[Collected data]
****************
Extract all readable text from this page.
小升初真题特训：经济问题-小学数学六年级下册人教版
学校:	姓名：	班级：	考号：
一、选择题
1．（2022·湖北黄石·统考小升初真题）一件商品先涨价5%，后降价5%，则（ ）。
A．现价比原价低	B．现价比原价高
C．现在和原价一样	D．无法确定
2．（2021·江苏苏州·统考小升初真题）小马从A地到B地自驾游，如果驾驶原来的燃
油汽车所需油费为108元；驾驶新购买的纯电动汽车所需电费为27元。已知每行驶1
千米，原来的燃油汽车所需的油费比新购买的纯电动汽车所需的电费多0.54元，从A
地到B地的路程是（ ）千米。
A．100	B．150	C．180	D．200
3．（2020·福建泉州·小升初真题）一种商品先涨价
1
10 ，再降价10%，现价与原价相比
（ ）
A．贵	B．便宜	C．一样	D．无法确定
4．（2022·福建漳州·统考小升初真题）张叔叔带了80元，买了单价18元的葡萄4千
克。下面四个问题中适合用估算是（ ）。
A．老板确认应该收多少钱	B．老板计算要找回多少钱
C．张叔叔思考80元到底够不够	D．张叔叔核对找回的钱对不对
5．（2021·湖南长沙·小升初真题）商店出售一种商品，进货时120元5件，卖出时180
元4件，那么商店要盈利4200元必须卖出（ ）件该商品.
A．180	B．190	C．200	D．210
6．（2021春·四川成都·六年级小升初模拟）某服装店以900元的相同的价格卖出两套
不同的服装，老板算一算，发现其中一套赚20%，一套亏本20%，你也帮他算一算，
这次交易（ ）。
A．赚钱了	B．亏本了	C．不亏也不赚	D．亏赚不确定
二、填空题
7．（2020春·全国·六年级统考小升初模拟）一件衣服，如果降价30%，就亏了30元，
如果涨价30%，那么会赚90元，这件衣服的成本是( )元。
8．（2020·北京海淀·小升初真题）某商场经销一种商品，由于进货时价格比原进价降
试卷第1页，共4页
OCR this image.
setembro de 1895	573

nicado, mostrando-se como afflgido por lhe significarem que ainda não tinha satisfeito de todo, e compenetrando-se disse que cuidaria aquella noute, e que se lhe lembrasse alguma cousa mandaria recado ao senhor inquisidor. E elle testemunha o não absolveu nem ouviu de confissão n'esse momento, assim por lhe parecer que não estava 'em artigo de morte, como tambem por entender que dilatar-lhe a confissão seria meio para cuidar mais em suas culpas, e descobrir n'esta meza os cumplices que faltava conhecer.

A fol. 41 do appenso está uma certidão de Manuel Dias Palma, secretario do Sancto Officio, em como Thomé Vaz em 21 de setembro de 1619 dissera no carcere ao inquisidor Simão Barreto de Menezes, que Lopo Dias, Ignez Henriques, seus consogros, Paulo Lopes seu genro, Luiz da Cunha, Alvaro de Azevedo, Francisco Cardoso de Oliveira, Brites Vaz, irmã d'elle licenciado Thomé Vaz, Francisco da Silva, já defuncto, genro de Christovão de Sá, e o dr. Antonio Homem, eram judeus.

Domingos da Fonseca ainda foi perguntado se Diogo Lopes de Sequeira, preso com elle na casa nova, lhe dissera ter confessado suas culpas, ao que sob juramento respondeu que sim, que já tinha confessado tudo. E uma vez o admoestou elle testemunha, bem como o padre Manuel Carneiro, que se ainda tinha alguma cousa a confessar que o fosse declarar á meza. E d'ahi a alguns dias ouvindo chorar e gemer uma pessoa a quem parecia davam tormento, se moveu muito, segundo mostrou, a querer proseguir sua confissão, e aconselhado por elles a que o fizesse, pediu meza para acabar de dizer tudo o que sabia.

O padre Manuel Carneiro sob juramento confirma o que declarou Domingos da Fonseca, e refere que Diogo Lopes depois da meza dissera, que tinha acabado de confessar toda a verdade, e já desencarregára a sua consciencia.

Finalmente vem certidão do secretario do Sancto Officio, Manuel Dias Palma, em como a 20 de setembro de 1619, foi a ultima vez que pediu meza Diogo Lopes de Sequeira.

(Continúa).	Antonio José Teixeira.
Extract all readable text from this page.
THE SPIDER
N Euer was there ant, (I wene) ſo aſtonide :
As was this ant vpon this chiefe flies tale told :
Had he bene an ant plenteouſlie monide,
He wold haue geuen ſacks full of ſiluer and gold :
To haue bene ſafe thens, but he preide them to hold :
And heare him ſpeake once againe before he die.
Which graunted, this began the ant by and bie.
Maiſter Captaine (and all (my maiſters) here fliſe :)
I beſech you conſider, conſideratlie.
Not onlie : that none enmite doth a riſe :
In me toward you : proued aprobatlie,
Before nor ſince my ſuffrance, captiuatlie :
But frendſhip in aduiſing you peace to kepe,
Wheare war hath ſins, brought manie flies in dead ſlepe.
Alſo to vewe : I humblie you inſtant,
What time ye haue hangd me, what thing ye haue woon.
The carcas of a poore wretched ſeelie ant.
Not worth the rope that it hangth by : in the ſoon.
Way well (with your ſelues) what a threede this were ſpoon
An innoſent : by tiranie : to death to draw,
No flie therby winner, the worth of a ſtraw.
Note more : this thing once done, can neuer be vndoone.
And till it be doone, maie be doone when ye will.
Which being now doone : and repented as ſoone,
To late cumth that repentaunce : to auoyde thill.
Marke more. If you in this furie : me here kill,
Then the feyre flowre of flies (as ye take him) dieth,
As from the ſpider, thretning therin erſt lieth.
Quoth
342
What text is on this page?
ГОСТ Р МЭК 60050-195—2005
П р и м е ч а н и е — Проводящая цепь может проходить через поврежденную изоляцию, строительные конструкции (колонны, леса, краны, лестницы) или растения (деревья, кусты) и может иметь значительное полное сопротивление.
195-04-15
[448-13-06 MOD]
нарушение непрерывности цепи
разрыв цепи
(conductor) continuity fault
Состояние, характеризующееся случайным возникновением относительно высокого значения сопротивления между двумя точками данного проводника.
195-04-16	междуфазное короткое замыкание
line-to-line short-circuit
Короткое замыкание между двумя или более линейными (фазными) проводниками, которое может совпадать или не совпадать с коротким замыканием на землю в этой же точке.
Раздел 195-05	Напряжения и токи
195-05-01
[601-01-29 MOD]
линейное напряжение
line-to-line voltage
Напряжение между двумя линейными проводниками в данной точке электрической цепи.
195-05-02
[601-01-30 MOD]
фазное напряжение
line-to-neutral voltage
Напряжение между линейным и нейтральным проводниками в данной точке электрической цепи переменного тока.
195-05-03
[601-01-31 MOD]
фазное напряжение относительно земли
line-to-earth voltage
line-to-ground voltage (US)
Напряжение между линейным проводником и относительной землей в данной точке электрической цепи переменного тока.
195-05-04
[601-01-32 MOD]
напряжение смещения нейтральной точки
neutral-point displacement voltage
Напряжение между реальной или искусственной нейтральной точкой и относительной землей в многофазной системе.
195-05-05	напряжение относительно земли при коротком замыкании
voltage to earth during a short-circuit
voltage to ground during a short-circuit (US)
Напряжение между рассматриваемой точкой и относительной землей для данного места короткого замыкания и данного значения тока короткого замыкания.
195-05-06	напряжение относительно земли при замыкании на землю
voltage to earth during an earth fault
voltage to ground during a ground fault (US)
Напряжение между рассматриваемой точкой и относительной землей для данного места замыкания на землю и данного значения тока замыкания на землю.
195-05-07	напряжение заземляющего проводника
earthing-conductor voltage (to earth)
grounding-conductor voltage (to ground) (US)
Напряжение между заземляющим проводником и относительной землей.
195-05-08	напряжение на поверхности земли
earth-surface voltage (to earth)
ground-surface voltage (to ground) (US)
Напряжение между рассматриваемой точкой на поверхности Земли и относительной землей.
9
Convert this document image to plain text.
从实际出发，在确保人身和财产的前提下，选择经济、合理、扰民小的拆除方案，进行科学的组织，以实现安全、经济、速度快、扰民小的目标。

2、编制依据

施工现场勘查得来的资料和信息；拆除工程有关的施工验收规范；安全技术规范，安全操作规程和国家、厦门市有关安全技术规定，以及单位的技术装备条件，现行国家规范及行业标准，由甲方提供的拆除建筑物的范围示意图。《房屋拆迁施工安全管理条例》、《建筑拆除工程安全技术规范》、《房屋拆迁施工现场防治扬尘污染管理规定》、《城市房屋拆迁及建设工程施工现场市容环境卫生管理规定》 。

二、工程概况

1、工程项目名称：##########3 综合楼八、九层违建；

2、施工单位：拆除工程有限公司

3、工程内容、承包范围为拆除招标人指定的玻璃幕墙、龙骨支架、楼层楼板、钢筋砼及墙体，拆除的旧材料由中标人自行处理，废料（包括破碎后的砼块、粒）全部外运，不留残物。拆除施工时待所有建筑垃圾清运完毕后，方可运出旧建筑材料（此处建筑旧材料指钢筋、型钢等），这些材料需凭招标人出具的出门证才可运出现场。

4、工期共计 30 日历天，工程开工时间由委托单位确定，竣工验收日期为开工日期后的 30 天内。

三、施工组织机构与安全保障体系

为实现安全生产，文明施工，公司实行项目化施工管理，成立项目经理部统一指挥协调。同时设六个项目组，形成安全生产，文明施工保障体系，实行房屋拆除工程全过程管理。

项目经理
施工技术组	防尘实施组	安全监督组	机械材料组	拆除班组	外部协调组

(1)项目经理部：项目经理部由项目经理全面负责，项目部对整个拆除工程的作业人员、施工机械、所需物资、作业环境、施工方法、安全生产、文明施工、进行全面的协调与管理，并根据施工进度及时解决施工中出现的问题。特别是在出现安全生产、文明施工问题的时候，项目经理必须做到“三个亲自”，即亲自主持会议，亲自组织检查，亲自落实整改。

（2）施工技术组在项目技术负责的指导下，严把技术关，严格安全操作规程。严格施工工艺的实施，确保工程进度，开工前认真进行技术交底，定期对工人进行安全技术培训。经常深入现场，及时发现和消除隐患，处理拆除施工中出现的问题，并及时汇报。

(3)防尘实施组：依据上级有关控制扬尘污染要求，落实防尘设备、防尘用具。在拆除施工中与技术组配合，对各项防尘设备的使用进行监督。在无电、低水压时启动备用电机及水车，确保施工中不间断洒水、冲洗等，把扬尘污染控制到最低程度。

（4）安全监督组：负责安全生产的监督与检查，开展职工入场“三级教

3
****************
[EXERCISE AIM] Show each line in the entries that holds the string "secretario".

[EXERCISE SOLUTION]
A fol. 41 do appenso está uma certidão de Manuel Dias Palma, secretario do Sancto Officio, em como Thomé Vaz em 21 de setembro de 1619 dissera no carcere ao inquisidor Simão Barreto de Menezes, que Lopo Dias, Ignez Henriques, seus consogros, Paulo Lopes seu genro, Luiz da Cunha, Alvaro de Azevedo, Francisco Cardoso de Oliveira, Brites Vaz, irmã d'elle licenciado Thomé Vaz, Francisco da Silva, já defuncto, genro de Christovão de Sá, e o dr. Antonio Homem, eram judeus.
Finalmente vem certidão do secretario do Sancto Officio, Manuel Dias Palma, em como a 20 de setembro de 1619, foi a ultima vez que pediu meza Diogo Lopes de Sequeira.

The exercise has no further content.